Figure contents as structured data
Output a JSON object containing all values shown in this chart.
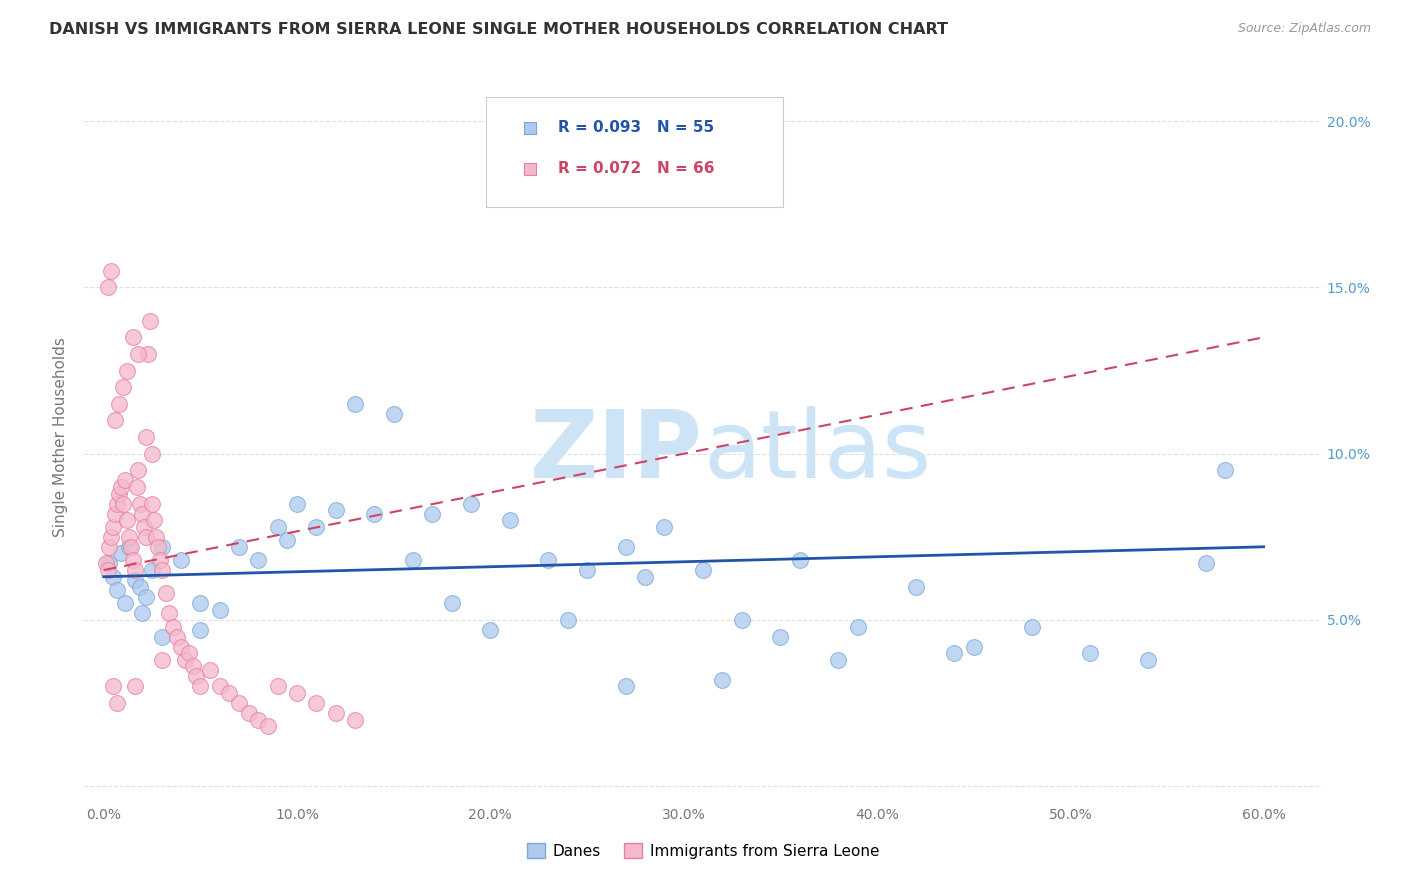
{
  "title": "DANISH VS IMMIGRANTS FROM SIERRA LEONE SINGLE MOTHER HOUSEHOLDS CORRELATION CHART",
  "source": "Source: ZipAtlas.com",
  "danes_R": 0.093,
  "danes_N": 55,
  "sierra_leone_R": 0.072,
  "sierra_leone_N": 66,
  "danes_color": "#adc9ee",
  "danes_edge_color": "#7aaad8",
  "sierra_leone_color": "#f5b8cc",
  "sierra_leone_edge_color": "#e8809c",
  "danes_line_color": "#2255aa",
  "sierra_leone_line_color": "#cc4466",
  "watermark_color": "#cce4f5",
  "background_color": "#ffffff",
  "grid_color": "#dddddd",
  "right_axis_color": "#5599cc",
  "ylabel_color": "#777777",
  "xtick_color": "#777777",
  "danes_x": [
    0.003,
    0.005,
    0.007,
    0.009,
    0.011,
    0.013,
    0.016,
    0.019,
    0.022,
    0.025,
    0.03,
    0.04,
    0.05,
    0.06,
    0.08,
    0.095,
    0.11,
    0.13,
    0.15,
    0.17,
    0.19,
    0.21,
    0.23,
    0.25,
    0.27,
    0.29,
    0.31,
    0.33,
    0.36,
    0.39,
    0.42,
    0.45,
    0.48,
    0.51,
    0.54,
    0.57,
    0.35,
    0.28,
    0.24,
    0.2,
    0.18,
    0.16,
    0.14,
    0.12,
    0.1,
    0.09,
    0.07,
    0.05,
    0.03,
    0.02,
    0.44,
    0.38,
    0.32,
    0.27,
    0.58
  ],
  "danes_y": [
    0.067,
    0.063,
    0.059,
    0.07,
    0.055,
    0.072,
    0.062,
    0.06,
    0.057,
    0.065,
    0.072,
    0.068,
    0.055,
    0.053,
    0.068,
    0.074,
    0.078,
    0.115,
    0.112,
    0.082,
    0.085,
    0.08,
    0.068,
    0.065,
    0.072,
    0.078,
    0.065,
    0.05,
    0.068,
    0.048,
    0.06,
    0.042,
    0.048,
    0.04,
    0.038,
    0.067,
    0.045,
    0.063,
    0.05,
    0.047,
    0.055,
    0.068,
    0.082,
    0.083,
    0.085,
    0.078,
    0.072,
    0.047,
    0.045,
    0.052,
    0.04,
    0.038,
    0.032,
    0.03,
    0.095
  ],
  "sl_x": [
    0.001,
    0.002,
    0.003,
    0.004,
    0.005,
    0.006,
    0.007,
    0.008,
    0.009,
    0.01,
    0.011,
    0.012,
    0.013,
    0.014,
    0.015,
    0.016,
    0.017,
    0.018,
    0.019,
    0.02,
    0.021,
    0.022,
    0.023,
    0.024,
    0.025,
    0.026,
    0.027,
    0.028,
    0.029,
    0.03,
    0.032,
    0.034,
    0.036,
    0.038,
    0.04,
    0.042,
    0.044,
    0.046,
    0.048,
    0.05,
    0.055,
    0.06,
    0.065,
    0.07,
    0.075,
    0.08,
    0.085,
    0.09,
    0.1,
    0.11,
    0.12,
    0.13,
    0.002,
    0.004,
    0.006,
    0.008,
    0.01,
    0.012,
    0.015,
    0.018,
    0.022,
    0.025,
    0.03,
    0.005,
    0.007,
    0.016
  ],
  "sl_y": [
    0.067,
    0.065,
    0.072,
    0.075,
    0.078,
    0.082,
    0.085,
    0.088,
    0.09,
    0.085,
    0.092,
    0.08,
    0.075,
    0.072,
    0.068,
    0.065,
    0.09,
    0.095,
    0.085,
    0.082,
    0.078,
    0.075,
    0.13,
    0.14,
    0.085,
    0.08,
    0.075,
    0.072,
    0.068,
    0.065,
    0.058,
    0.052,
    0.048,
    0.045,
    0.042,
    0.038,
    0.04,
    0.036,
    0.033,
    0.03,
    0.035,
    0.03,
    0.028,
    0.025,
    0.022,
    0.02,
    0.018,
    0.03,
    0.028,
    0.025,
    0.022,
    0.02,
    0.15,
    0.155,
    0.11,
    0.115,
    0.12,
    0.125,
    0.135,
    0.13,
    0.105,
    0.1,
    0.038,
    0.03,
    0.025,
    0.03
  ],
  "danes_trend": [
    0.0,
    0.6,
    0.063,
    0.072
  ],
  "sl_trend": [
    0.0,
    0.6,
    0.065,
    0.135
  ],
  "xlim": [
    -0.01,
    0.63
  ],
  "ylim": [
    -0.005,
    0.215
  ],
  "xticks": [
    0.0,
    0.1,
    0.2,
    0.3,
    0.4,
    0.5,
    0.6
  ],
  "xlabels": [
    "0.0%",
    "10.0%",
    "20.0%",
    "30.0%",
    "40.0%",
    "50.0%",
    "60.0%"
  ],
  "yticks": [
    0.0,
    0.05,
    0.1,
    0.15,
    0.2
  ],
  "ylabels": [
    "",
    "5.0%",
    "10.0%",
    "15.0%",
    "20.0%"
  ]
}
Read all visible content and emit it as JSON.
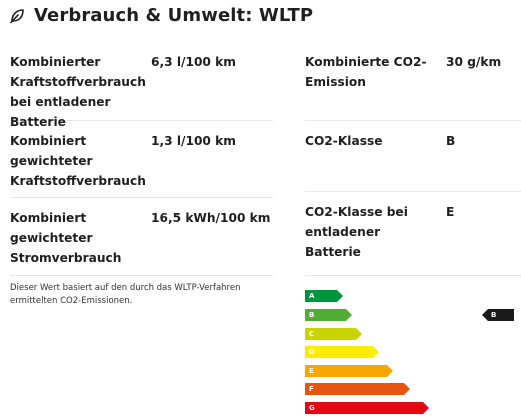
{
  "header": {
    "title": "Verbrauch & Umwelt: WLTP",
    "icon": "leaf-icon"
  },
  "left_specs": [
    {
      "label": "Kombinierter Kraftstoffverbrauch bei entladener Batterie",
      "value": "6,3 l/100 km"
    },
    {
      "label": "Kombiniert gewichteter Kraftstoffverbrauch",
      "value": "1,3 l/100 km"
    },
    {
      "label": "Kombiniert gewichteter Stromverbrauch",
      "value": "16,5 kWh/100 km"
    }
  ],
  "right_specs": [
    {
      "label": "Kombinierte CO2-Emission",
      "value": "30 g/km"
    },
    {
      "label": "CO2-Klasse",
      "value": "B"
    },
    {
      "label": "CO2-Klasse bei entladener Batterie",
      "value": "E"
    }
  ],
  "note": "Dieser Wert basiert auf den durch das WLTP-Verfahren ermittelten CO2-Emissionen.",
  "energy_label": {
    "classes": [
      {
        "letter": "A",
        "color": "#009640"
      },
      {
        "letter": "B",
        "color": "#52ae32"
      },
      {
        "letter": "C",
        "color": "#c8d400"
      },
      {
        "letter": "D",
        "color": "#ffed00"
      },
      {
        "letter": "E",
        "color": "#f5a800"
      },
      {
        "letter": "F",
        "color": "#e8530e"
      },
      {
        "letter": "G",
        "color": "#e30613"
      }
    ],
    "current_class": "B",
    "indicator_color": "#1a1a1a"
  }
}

**Task prompt**.
Take every line above carrying "Kraftstoffverbrauch" and return it.

**Exercise answer**.
      "label": "Kombinierter Kraftstoffverbrauch bei entladener Batterie",
      "label": "Kombiniert gewichteter Kraftstoffverbrauch",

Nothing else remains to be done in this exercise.